- Written instruction -
From the line containing "Output the text content of this document." to the end of the listing, write out every line exactly; leave out everything else.

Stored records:
--

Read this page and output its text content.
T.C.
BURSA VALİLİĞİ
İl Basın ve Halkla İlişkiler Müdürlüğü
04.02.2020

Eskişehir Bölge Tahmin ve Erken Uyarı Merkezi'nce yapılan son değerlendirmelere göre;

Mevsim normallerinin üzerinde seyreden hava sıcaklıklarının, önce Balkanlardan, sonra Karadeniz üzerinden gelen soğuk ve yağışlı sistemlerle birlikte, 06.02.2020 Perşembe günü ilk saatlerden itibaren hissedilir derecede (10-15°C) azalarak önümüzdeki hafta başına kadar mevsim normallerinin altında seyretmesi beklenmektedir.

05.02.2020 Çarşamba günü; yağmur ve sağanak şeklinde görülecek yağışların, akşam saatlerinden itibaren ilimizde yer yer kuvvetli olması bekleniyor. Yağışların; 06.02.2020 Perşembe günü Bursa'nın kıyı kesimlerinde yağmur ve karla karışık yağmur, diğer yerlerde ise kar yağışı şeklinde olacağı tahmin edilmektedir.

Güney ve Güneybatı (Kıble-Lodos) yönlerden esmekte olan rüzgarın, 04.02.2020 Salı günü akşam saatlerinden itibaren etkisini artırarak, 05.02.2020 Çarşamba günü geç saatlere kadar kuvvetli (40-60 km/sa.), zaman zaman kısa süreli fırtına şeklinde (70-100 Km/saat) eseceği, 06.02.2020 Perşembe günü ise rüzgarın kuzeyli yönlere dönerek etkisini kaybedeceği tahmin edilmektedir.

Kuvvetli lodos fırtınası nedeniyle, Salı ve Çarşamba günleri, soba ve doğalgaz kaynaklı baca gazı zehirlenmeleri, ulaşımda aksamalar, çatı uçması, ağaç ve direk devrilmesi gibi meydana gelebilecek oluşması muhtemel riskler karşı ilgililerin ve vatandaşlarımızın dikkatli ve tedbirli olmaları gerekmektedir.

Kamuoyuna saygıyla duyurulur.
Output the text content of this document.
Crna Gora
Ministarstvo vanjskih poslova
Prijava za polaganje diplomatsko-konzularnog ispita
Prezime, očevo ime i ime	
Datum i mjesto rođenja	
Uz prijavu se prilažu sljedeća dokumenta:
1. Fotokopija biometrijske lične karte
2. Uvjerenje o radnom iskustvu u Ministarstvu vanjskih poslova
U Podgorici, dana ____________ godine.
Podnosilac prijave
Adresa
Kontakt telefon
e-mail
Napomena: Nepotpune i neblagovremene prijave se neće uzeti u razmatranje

--

- The response -
Output the text content of this document.
Crna Gora
Ministarstvo vanjskih poslova
Prijava za polaganje diplomatsko-konzularnog ispita
Prezime, očevo ime i ime	
Datum i mjesto rođenja	
Uz prijavu se prilažu sljedeća dokumenta:
1. Fotokopija biometrijske lične karte
2. Uvjerenje o radnom iskustvu u Ministarstvu vanjskih poslova
U Podgorici, dana ____________ godine.
Podnosilac prijave
Adresa
Kontakt telefon
e-mail
Napomena: Nepotpune i neblagovremene prijave se neće uzeti u razmatranje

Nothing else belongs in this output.